» Exercise goal
Where does "cells" appear in the data? Return each line that holds it.

» Material provided
Segment Open
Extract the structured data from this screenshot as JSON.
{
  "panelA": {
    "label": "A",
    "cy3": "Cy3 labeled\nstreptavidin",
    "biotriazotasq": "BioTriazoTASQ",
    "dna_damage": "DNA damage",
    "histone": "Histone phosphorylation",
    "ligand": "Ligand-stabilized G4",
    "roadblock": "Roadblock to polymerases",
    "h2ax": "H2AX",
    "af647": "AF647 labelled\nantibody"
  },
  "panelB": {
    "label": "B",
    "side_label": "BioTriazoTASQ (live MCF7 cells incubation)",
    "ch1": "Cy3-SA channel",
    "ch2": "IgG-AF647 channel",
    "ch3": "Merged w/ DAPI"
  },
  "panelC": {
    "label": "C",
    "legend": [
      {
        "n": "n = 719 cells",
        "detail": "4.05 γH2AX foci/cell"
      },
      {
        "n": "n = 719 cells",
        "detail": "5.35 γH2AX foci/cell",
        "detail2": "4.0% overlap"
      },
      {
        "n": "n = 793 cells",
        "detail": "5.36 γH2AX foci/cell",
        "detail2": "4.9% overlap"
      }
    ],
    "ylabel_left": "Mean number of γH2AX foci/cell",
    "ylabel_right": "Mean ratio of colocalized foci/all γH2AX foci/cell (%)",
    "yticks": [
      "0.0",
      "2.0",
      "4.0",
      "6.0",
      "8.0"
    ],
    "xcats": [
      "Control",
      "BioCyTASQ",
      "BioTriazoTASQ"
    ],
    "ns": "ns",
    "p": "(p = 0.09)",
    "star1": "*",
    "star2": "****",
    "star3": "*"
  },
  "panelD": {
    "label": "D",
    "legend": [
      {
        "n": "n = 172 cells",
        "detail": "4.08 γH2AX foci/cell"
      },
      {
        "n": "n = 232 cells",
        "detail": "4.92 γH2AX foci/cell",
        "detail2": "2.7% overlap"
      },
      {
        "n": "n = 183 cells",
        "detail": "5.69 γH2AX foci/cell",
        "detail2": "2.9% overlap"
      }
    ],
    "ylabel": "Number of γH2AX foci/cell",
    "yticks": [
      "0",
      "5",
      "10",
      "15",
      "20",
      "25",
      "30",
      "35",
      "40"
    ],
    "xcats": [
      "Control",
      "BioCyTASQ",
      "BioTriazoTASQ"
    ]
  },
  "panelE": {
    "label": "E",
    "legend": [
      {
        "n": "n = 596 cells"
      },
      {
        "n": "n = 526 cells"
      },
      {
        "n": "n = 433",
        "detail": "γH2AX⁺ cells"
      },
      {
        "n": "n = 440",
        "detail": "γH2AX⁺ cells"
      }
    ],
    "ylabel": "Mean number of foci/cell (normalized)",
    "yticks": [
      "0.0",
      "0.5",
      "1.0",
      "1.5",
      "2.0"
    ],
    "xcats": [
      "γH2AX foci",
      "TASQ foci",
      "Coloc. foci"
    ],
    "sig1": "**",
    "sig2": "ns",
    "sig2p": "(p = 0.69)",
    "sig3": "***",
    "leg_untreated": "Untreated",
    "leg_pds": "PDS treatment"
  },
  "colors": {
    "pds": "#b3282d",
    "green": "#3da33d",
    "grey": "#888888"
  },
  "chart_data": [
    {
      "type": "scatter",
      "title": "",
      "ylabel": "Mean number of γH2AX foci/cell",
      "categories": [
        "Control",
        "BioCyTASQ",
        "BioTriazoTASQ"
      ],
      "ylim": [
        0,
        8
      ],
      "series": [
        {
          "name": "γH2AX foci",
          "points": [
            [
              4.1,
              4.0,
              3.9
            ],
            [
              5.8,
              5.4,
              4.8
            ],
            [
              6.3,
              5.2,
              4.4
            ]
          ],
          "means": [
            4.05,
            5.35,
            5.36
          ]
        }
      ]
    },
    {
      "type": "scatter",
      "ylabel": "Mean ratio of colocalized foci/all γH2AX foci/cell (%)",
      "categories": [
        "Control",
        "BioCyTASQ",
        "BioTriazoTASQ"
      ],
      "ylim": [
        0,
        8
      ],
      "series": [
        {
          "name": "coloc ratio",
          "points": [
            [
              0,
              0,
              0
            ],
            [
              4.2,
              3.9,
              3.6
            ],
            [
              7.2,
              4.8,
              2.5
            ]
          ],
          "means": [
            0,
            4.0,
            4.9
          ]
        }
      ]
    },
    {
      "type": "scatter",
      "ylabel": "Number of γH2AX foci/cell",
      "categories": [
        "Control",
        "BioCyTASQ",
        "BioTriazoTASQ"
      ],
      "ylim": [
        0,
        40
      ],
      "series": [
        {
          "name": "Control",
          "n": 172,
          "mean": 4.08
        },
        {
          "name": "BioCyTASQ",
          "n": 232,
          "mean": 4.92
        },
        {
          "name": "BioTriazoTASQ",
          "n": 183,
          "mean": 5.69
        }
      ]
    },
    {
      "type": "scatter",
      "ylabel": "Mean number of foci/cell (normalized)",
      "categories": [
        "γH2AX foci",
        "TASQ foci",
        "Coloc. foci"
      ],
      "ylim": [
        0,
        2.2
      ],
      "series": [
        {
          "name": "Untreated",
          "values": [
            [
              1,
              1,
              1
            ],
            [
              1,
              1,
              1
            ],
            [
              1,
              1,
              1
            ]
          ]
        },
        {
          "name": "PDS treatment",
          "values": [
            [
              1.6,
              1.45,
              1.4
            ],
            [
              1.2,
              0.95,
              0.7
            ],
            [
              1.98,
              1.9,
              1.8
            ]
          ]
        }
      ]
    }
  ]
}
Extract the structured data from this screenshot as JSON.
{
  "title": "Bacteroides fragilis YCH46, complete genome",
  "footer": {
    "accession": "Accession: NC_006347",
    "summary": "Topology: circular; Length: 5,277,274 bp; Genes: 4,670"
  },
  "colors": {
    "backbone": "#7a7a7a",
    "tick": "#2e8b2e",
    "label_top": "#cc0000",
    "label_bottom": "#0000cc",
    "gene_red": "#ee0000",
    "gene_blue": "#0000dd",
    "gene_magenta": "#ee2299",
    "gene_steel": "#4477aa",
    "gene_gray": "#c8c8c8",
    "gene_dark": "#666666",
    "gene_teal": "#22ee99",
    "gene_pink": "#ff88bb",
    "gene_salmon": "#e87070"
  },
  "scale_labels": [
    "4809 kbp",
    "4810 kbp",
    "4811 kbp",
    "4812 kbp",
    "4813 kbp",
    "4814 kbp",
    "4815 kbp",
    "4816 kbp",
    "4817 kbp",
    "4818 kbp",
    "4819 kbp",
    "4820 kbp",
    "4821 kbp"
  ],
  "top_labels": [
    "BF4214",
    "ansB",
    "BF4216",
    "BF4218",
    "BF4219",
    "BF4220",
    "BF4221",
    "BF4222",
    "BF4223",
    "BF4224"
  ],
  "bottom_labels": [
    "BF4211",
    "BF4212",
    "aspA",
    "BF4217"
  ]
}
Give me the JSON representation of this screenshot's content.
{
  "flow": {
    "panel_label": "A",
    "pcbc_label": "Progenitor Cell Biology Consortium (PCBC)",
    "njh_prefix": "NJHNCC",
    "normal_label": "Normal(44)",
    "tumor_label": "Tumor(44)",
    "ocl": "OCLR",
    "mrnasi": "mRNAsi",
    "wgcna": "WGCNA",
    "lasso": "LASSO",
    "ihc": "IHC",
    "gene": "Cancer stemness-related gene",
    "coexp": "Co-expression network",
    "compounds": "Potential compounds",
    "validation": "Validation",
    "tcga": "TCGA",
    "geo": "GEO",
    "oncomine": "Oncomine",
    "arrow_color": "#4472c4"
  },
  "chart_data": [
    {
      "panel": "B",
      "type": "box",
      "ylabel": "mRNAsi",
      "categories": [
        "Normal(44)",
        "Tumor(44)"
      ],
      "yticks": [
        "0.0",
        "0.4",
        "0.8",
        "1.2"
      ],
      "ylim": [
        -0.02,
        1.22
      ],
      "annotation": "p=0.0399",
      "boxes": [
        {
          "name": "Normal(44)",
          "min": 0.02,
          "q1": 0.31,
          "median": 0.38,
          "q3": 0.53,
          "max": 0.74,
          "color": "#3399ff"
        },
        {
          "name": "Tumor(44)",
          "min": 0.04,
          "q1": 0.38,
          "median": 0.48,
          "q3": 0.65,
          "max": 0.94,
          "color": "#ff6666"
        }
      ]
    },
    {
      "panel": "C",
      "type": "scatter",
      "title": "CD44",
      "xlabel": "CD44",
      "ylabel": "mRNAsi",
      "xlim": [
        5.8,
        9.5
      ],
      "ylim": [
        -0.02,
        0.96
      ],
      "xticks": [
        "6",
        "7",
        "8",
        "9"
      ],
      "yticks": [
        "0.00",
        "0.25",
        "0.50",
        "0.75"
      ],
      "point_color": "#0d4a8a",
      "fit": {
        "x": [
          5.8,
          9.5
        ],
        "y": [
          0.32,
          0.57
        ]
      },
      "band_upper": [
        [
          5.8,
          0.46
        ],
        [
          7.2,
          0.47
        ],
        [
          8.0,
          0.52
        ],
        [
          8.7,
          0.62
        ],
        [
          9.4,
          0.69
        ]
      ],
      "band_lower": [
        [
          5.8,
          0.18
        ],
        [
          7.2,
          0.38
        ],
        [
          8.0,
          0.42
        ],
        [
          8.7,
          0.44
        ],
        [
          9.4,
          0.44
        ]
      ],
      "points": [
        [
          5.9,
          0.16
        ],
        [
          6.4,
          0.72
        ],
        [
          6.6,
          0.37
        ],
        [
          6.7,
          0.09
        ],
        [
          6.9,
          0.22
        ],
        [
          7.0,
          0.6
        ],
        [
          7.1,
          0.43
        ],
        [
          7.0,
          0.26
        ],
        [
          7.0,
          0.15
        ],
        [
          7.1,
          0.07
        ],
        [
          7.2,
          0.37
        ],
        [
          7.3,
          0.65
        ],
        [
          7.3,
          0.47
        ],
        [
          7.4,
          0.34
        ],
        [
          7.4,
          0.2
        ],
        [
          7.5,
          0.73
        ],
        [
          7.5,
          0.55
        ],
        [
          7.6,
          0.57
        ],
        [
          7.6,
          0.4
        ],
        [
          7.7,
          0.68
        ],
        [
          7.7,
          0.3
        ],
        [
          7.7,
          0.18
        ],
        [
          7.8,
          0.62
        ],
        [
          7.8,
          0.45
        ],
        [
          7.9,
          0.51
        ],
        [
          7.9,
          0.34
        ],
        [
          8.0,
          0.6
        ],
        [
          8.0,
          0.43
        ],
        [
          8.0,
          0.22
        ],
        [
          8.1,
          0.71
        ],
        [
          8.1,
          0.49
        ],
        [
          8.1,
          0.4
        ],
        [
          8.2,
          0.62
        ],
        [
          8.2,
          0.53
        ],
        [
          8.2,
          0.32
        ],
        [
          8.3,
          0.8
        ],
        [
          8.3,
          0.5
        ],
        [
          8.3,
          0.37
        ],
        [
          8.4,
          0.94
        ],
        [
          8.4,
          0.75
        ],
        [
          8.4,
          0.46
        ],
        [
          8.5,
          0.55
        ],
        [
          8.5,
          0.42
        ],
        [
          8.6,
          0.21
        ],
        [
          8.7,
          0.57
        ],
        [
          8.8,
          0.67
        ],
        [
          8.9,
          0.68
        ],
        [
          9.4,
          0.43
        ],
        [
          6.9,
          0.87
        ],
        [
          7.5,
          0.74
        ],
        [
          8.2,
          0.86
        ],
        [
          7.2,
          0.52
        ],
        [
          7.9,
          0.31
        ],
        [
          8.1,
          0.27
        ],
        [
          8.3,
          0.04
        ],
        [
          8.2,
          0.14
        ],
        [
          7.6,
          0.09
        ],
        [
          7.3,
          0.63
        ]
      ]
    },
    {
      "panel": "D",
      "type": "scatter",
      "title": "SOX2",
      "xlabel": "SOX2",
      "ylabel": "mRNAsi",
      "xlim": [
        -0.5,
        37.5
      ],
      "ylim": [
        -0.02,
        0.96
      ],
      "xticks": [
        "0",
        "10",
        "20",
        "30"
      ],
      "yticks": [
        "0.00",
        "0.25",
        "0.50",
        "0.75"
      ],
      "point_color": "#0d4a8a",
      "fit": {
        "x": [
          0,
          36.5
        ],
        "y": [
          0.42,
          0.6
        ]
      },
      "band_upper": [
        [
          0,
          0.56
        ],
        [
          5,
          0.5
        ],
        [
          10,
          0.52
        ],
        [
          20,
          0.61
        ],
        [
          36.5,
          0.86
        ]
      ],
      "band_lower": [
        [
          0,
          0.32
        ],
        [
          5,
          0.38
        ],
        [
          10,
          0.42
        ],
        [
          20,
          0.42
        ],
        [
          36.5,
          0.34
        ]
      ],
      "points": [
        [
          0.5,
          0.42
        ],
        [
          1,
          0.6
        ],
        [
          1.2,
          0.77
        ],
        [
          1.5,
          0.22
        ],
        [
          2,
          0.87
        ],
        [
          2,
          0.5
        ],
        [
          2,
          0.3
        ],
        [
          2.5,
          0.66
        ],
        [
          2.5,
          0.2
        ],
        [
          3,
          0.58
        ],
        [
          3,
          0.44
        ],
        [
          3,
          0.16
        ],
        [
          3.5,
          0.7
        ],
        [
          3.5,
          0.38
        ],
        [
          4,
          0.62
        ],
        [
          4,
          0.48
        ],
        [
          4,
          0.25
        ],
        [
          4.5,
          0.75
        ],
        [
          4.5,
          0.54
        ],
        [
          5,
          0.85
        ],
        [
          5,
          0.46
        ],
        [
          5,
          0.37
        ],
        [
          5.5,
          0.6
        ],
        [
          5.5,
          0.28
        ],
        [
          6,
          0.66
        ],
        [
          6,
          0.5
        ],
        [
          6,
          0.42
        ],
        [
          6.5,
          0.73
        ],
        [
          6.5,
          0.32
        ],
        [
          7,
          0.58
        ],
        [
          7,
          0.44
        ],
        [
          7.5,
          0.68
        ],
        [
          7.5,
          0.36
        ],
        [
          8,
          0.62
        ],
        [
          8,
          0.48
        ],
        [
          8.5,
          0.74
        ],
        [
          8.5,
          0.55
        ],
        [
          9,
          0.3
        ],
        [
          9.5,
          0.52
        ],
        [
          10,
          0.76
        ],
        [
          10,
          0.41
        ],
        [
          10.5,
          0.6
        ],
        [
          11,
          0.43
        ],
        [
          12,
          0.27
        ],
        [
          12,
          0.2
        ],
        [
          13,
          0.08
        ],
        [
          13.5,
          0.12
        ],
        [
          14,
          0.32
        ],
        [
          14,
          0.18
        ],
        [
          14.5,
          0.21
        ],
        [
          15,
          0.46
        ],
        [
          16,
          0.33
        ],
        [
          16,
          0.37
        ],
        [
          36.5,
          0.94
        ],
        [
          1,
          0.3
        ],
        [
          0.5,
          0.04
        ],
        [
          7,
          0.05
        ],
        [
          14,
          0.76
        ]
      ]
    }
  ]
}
Segment Closed
» Output of the task
    "side_label": "BioTriazoTASQ (live MCF7 cells incubation)",
        "n": "n = 719 cells",
        "n": "n = 719 cells",
        "n": "n = 793 cells",
        "n": "n = 172 cells",
        "n": "n = 232 cells",
        "n": "n = 183 cells",
        "n": "n = 596 cells"
        "n": "n = 526 cells"
        "detail": "γH2AX⁺ cells"
        "detail": "γH2AX⁺ cells"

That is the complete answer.